Directions — Transcribe all records exactly.

Record excerpts —
•••••

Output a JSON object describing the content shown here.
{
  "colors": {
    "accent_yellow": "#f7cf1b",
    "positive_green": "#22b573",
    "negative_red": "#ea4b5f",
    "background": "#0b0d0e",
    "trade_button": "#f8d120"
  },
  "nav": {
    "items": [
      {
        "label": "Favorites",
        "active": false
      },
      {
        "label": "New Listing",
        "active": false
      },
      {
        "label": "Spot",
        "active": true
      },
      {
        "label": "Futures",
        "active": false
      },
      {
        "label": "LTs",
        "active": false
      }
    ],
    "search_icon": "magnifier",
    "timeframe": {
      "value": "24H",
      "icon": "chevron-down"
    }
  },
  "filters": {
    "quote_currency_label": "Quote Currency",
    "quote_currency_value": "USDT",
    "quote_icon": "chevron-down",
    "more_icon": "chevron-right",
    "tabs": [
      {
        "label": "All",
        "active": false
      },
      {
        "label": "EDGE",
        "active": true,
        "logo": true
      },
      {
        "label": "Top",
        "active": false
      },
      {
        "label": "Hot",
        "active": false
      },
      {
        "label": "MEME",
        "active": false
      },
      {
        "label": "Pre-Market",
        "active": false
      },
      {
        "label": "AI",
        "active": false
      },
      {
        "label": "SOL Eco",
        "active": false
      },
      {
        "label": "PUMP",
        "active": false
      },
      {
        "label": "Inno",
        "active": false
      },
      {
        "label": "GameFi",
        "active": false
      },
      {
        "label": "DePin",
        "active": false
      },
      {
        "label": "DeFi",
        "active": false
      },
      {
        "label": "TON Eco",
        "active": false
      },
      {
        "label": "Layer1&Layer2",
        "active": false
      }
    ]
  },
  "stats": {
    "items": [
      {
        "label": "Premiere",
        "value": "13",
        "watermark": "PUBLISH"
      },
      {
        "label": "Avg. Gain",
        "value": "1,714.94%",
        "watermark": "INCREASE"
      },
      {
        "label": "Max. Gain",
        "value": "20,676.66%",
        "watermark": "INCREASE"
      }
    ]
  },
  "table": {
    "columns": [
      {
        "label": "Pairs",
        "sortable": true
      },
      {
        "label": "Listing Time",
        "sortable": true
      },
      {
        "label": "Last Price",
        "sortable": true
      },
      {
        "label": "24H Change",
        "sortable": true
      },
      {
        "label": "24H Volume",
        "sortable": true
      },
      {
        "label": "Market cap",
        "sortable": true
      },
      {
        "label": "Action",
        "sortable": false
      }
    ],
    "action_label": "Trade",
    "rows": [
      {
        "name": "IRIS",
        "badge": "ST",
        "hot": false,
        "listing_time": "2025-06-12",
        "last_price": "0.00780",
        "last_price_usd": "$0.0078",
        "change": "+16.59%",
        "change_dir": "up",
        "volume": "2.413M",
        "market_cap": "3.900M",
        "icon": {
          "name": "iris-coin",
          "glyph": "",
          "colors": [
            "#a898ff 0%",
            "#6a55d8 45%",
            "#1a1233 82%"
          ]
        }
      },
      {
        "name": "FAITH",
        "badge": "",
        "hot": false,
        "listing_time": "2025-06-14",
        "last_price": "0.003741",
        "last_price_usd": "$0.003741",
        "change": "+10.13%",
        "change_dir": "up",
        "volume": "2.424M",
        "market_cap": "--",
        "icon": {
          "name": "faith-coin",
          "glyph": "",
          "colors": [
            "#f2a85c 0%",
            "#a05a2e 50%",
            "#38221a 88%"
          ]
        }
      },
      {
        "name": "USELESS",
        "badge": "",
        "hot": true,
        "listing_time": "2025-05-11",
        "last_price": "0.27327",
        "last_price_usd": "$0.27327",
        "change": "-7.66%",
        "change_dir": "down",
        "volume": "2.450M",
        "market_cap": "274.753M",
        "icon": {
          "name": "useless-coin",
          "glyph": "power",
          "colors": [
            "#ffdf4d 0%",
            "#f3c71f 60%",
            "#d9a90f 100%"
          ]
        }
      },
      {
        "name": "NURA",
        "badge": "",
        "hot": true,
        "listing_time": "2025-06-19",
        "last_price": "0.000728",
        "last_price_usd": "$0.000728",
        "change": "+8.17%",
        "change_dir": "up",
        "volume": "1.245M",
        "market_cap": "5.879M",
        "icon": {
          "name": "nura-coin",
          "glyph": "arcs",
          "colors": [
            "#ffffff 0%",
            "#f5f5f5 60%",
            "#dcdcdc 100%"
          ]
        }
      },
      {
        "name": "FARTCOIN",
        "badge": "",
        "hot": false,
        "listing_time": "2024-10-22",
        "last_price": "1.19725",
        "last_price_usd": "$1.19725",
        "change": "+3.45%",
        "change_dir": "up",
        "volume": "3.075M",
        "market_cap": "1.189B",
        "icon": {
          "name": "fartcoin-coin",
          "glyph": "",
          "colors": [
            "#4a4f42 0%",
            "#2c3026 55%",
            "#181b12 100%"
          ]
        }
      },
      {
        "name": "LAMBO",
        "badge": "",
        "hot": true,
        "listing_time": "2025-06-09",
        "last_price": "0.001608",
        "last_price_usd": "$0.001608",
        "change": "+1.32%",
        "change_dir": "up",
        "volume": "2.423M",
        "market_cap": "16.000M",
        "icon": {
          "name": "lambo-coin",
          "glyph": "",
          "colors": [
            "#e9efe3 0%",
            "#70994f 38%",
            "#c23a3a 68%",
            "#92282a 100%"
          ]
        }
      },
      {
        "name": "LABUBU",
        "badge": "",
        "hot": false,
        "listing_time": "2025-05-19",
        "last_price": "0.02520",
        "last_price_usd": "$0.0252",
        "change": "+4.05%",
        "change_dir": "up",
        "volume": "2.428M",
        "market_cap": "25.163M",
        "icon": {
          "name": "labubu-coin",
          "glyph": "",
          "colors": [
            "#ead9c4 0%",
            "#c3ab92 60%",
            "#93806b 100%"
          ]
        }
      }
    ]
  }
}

•••••

Solution for this problem —
Output a JSON object describing the content shown here.
{
  "colors": {
    "accent_yellow": "#f7cf1b",
    "positive_green": "#22b573",
    "negative_red": "#ea4b5f",
    "background": "#0b0d0e",
    "trade_button": "#f8d120"
  },
  "nav": {
    "items": [
      {
        "label": "Favorites",
        "active": false
      },
      {
        "label": "New Listing",
        "active": false
      },
      {
        "label": "Spot",
        "active": true
      },
      {
        "label": "Futures",
        "active": false
      },
      {
        "label": "LTs",
        "active": false
      }
    ],
    "search_icon": "magnifier",
    "timeframe": {
      "value": "24H",
      "icon": "chevron-down"
    }
  },
  "filters": {
    "quote_currency_label": "Quote Currency",
    "quote_currency_value": "USDT",
    "quote_icon": "chevron-down",
    "more_icon": "chevron-right",
    "tabs": [
      {
        "label": "All",
        "active": false
      },
      {
        "label": "EDGE",
        "active": true,
        "logo": true
      },
      {
        "label": "Top",
        "active": false
      },
      {
        "label": "Hot",
        "active": false
      },
      {
        "label": "MEME",
        "active": false
      },
      {
        "label": "Pre-Market",
        "active": false
      },
      {
        "label": "AI",
        "active": false
      },
      {
        "label": "SOL Eco",
        "active": false
      },
      {
        "label": "PUMP",
        "active": false
      },
      {
        "label": "Inno",
        "active": false
      },
      {
        "label": "GameFi",
        "active": false
      },
      {
        "label": "DePin",
        "active": false
      },
      {
        "label": "DeFi",
        "active": false
      },
      {
        "label": "TON Eco",
        "active": false
      },
      {
        "label": "Layer1&Layer2",
        "active": false
      }
    ]
  },
  "stats": {
    "items": [
      {
        "label": "Premiere",
        "value": "13",
        "watermark": "PUBLISH"
      },
      {
        "label": "Avg. Gain",
        "value": "1,714.94%",
        "watermark": "INCREASE"
      },
      {
        "label": "Max. Gain",
        "value": "20,676.66%",
        "watermark": "INCREASE"
      }
    ]
  },
  "table": {
    "columns": [
      {
        "label": "Pairs",
        "sortable": true
      },
      {
        "label": "Listing Time",
        "sortable": true
      },
      {
        "label": "Last Price",
        "sortable": true
      },
      {
        "label": "24H Change",
        "sortable": true
      },
      {
        "label": "24H Volume",
        "sortable": true
      },
      {
        "label": "Market cap",
        "sortable": true
      },
      {
        "label": "Action",
        "sortable": false
      }
    ],
    "action_label": "Trade",
    "rows": [
      {
        "name": "IRIS",
        "badge": "ST",
        "hot": false,
        "listing_time": "2025-06-12",
        "last_price": "0.00780",
        "last_price_usd": "$0.0078",
        "change": "+16.59%",
        "change_dir": "up",
        "volume": "2.413M",
        "market_cap": "3.900M",
        "icon": {
          "name": "iris-coin",
          "glyph": "",
          "colors": [
            "#a898ff 0%",
            "#6a55d8 45%",
            "#1a1233 82%"
          ]
        }
      },
      {
        "name": "FAITH",
        "badge": "",
        "hot": false,
        "listing_time": "2025-06-14",
        "last_price": "0.003741",
        "last_price_usd": "$0.003741",
        "change": "+10.13%",
        "change_dir": "up",
        "volume": "2.424M",
        "market_cap": "--",
        "icon": {
          "name": "faith-coin",
          "glyph": "",
          "colors": [
            "#f2a85c 0%",
            "#a05a2e 50%",
            "#38221a 88%"
          ]
        }
      },
      {
        "name": "USELESS",
        "badge": "",
        "hot": true,
        "listing_time": "2025-05-11",
        "last_price": "0.27327",
        "last_price_usd": "$0.27327",
        "change": "-7.66%",
        "change_dir": "down",
        "volume": "2.450M",
        "market_cap": "274.753M",
        "icon": {
          "name": "useless-coin",
          "glyph": "power",
          "colors": [
            "#ffdf4d 0%",
            "#f3c71f 60%",
            "#d9a90f 100%"
          ]
        }
      },
      {
        "name": "NURA",
        "badge": "",
        "hot": true,
        "listing_time": "2025-06-19",
        "last_price": "0.000728",
        "last_price_usd": "$0.000728",
        "change": "+8.17%",
        "change_dir": "up",
        "volume": "1.245M",
        "market_cap": "5.879M",
        "icon": {
          "name": "nura-coin",
          "glyph": "arcs",
          "colors": [
            "#ffffff 0%",
            "#f5f5f5 60%",
            "#dcdcdc 100%"
          ]
        }
      },
      {
        "name": "FARTCOIN",
        "badge": "",
        "hot": false,
        "listing_time": "2024-10-22",
        "last_price": "1.19725",
        "last_price_usd": "$1.19725",
        "change": "+3.45%",
        "change_dir": "up",
        "volume": "3.075M",
        "market_cap": "1.189B",
        "icon": {
          "name": "fartcoin-coin",
          "glyph": "",
          "colors": [
            "#4a4f42 0%",
            "#2c3026 55%",
            "#181b12 100%"
          ]
        }
      },
      {
        "name": "LAMBO",
        "badge": "",
        "hot": true,
        "listing_time": "2025-06-09",
        "last_price": "0.001608",
        "last_price_usd": "$0.001608",
        "change": "+1.32%",
        "change_dir": "up",
        "volume": "2.423M",
        "market_cap": "16.000M",
        "icon": {
          "name": "lambo-coin",
          "glyph": "",
          "colors": [
            "#e9efe3 0%",
            "#70994f 38%",
            "#c23a3a 68%",
            "#92282a 100%"
          ]
        }
      },
      {
        "name": "LABUBU",
        "badge": "",
        "hot": false,
        "listing_time": "2025-05-19",
        "last_price": "0.02520",
        "last_price_usd": "$0.0252",
        "change": "+4.05%",
        "change_dir": "up",
        "volume": "2.428M",
        "market_cap": "25.163M",
        "icon": {
          "name": "labubu-coin",
          "glyph": "",
          "colors": [
            "#ead9c4 0%",
            "#c3ab92 60%",
            "#93806b 100%"
          ]
        }
      }
    ]
  }
}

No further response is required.